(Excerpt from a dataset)

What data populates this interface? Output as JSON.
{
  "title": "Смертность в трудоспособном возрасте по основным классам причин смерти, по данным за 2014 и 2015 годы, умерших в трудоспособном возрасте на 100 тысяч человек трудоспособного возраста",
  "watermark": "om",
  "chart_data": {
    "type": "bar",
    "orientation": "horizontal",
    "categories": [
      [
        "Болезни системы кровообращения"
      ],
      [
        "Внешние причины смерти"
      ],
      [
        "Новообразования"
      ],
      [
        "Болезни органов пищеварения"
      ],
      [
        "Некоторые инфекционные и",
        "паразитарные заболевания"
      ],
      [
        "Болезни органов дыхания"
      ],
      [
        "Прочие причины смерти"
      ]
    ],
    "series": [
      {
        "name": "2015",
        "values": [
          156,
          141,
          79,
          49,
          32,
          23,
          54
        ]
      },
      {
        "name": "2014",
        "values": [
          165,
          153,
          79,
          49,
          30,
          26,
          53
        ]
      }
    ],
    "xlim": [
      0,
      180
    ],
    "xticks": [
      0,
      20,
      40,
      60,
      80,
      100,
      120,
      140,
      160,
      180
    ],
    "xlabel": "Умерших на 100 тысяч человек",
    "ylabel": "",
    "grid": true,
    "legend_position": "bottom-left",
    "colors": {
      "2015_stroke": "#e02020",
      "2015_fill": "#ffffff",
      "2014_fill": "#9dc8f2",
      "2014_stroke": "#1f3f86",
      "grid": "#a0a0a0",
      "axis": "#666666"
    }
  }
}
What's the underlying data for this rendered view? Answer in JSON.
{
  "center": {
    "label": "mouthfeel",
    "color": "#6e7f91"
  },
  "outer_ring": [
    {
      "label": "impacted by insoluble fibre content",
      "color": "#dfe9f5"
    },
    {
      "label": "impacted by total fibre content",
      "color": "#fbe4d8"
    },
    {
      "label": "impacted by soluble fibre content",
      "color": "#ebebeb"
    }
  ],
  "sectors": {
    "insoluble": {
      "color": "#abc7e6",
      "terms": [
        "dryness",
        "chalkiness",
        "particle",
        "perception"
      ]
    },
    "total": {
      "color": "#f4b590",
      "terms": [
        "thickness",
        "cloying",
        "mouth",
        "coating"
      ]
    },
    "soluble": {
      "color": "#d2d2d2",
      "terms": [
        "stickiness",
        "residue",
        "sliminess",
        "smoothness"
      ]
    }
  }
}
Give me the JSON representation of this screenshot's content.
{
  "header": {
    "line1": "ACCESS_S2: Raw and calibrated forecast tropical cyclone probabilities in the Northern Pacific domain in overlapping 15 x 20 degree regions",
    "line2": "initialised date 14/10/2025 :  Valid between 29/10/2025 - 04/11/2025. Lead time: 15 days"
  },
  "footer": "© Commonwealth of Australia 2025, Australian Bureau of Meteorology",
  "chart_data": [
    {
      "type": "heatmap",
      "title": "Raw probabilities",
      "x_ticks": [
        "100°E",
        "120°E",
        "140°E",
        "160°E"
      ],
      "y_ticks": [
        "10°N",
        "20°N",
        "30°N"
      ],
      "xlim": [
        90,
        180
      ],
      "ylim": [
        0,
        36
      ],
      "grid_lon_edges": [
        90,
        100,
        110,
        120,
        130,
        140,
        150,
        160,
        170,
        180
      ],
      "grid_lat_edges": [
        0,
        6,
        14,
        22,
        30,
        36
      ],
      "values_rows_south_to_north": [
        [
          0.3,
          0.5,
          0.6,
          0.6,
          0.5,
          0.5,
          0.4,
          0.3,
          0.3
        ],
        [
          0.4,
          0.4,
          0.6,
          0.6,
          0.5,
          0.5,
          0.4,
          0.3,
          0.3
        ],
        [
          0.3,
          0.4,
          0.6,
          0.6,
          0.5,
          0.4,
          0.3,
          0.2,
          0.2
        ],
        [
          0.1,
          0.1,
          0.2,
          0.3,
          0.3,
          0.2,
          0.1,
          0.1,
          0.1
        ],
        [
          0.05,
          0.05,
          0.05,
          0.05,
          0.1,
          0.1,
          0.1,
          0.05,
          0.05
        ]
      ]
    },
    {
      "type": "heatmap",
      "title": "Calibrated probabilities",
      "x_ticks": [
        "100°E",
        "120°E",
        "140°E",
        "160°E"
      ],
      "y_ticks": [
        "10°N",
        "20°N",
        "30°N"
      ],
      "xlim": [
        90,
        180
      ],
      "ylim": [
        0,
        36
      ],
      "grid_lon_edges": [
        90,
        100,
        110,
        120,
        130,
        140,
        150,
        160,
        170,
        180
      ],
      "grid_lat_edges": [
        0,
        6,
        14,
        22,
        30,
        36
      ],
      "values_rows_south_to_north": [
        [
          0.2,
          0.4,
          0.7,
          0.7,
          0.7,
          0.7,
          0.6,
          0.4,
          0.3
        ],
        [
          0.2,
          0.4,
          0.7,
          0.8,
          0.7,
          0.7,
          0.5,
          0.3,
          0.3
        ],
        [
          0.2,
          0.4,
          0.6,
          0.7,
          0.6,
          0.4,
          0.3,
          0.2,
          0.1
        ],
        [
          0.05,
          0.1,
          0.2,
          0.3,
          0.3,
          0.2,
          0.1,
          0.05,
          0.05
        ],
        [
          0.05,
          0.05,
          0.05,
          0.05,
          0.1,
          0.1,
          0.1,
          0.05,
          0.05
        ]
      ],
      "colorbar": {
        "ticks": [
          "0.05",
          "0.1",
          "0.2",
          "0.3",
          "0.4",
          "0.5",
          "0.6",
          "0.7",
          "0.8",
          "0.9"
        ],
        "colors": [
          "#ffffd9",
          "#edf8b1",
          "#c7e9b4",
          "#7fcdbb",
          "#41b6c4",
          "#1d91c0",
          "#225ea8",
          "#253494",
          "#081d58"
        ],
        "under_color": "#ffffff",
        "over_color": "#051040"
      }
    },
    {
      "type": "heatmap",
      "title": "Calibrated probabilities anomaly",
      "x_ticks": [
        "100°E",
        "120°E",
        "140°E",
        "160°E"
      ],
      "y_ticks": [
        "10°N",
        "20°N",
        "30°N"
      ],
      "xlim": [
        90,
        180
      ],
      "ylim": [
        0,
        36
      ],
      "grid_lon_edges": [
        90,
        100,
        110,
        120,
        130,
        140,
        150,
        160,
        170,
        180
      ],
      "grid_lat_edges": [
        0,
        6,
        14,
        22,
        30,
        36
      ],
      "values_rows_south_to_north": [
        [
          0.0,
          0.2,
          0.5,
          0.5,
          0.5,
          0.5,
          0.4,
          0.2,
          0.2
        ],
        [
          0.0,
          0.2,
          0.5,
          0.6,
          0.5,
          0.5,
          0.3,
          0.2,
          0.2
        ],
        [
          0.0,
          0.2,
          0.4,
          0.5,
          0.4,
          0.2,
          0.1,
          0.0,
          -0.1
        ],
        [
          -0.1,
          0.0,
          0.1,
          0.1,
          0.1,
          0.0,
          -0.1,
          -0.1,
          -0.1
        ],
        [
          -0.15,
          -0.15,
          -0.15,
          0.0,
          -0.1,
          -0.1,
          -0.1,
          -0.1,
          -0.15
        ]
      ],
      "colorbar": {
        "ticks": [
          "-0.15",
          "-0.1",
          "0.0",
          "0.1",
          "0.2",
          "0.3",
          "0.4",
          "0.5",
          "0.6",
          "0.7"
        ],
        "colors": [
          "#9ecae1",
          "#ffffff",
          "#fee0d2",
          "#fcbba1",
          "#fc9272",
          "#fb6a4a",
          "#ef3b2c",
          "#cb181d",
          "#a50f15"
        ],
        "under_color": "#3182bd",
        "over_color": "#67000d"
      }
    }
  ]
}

*Given task*. Transcribe every entry exactly, omitting nothing.

*Completed exercise*.
What data populates this interface? Output as JSON.
{
  "title": "Смертность в трудоспособном возрасте по основным классам причин смерти, по данным за 2014 и 2015 годы, умерших в трудоспособном возрасте на 100 тысяч человек трудоспособного возраста",
  "watermark": "om",
  "chart_data": {
    "type": "bar",
    "orientation": "horizontal",
    "categories": [
      [
        "Болезни системы кровообращения"
      ],
      [
        "Внешние причины смерти"
      ],
      [
        "Новообразования"
      ],
      [
        "Болезни органов пищеварения"
      ],
      [
        "Некоторые инфекционные и",
        "паразитарные заболевания"
      ],
      [
        "Болезни органов дыхания"
      ],
      [
        "Прочие причины смерти"
      ]
    ],
    "series": [
      {
        "name": "2015",
        "values": [
          156,
          141,
          79,
          49,
          32,
          23,
          54
        ]
      },
      {
        "name": "2014",
        "values": [
          165,
          153,
          79,
          49,
          30,
          26,
          53
        ]
      }
    ],
    "xlim": [
      0,
      180
    ],
    "xticks": [
      0,
      20,
      40,
      60,
      80,
      100,
      120,
      140,
      160,
      180
    ],
    "xlabel": "Умерших на 100 тысяч человек",
    "ylabel": "",
    "grid": true,
    "legend_position": "bottom-left",
    "colors": {
      "2015_stroke": "#e02020",
      "2015_fill": "#ffffff",
      "2014_fill": "#9dc8f2",
      "2014_stroke": "#1f3f86",
      "grid": "#a0a0a0",
      "axis": "#666666"
    }
  }
}
What's the underlying data for this rendered view? Answer in JSON.
{
  "center": {
    "label": "mouthfeel",
    "color": "#6e7f91"
  },
  "outer_ring": [
    {
      "label": "impacted by insoluble fibre content",
      "color": "#dfe9f5"
    },
    {
      "label": "impacted by total fibre content",
      "color": "#fbe4d8"
    },
    {
      "label": "impacted by soluble fibre content",
      "color": "#ebebeb"
    }
  ],
  "sectors": {
    "insoluble": {
      "color": "#abc7e6",
      "terms": [
        "dryness",
        "chalkiness",
        "particle",
        "perception"
      ]
    },
    "total": {
      "color": "#f4b590",
      "terms": [
        "thickness",
        "cloying",
        "mouth",
        "coating"
      ]
    },
    "soluble": {
      "color": "#d2d2d2",
      "terms": [
        "stickiness",
        "residue",
        "sliminess",
        "smoothness"
      ]
    }
  }
}
Give me the JSON representation of this screenshot's content.
{
  "header": {
    "line1": "ACCESS_S2: Raw and calibrated forecast tropical cyclone probabilities in the Northern Pacific domain in overlapping 15 x 20 degree regions",
    "line2": "initialised date 14/10/2025 :  Valid between 29/10/2025 - 04/11/2025. Lead time: 15 days"
  },
  "footer": "© Commonwealth of Australia 2025, Australian Bureau of Meteorology",
  "chart_data": [
    {
      "type": "heatmap",
      "title": "Raw probabilities",
      "x_ticks": [
        "100°E",
        "120°E",
        "140°E",
        "160°E"
      ],
      "y_ticks": [
        "10°N",
        "20°N",
        "30°N"
      ],
      "xlim": [
        90,
        180
      ],
      "ylim": [
        0,
        36
      ],
      "grid_lon_edges": [
        90,
        100,
        110,
        120,
        130,
        140,
        150,
        160,
        170,
        180
      ],
      "grid_lat_edges": [
        0,
        6,
        14,
        22,
        30,
        36
      ],
      "values_rows_south_to_north": [
        [
          0.3,
          0.5,
          0.6,
          0.6,
          0.5,
          0.5,
          0.4,
          0.3,
          0.3
        ],
        [
          0.4,
          0.4,
          0.6,
          0.6,
          0.5,
          0.5,
          0.4,
          0.3,
          0.3
        ],
        [
          0.3,
          0.4,
          0.6,
          0.6,
          0.5,
          0.4,
          0.3,
          0.2,
          0.2
        ],
        [
          0.1,
          0.1,
          0.2,
          0.3,
          0.3,
          0.2,
          0.1,
          0.1,
          0.1
        ],
        [
          0.05,
          0.05,
          0.05,
          0.05,
          0.1,
          0.1,
          0.1,
          0.05,
          0.05
        ]
      ]
    },
    {
      "type": "heatmap",
      "title": "Calibrated probabilities",
      "x_ticks": [
        "100°E",
        "120°E",
        "140°E",
        "160°E"
      ],
      "y_ticks": [
        "10°N",
        "20°N",
        "30°N"
      ],
      "xlim": [
        90,
        180
      ],
      "ylim": [
        0,
        36
      ],
      "grid_lon_edges": [
        90,
        100,
        110,
        120,
        130,
        140,
        150,
        160,
        170,
        180
      ],
      "grid_lat_edges": [
        0,
        6,
        14,
        22,
        30,
        36
      ],
      "values_rows_south_to_north": [
        [
          0.2,
          0.4,
          0.7,
          0.7,
          0.7,
          0.7,
          0.6,
          0.4,
          0.3
        ],
        [
          0.2,
          0.4,
          0.7,
          0.8,
          0.7,
          0.7,
          0.5,
          0.3,
          0.3
        ],
        [
          0.2,
          0.4,
          0.6,
          0.7,
          0.6,
          0.4,
          0.3,
          0.2,
          0.1
        ],
        [
          0.05,
          0.1,
          0.2,
          0.3,
          0.3,
          0.2,
          0.1,
          0.05,
          0.05
        ],
        [
          0.05,
          0.05,
          0.05,
          0.05,
          0.1,
          0.1,
          0.1,
          0.05,
          0.05
        ]
      ],
      "colorbar": {
        "ticks": [
          "0.05",
          "0.1",
          "0.2",
          "0.3",
          "0.4",
          "0.5",
          "0.6",
          "0.7",
          "0.8",
          "0.9"
        ],
        "colors": [
          "#ffffd9",
          "#edf8b1",
          "#c7e9b4",
          "#7fcdbb",
          "#41b6c4",
          "#1d91c0",
          "#225ea8",
          "#253494",
          "#081d58"
        ],
        "under_color": "#ffffff",
        "over_color": "#051040"
      }
    },
    {
      "type": "heatmap",
      "title": "Calibrated probabilities anomaly",
      "x_ticks": [
        "100°E",
        "120°E",
        "140°E",
        "160°E"
      ],
      "y_ticks": [
        "10°N",
        "20°N",
        "30°N"
      ],
      "xlim": [
        90,
        180
      ],
      "ylim": [
        0,
        36
      ],
      "grid_lon_edges": [
        90,
        100,
        110,
        120,
        130,
        140,
        150,
        160,
        170,
        180
      ],
      "grid_lat_edges": [
        0,
        6,
        14,
        22,
        30,
        36
      ],
      "values_rows_south_to_north": [
        [
          0.0,
          0.2,
          0.5,
          0.5,
          0.5,
          0.5,
          0.4,
          0.2,
          0.2
        ],
        [
          0.0,
          0.2,
          0.5,
          0.6,
          0.5,
          0.5,
          0.3,
          0.2,
          0.2
        ],
        [
          0.0,
          0.2,
          0.4,
          0.5,
          0.4,
          0.2,
          0.1,
          0.0,
          -0.1
        ],
        [
          -0.1,
          0.0,
          0.1,
          0.1,
          0.1,
          0.0,
          -0.1,
          -0.1,
          -0.1
        ],
        [
          -0.15,
          -0.15,
          -0.15,
          0.0,
          -0.1,
          -0.1,
          -0.1,
          -0.1,
          -0.15
        ]
      ],
      "colorbar": {
        "ticks": [
          "-0.15",
          "-0.1",
          "0.0",
          "0.1",
          "0.2",
          "0.3",
          "0.4",
          "0.5",
          "0.6",
          "0.7"
        ],
        "colors": [
          "#9ecae1",
          "#ffffff",
          "#fee0d2",
          "#fcbba1",
          "#fc9272",
          "#fb6a4a",
          "#ef3b2c",
          "#cb181d",
          "#a50f15"
        ],
        "under_color": "#3182bd",
        "over_color": "#67000d"
      }
    }
  ]
}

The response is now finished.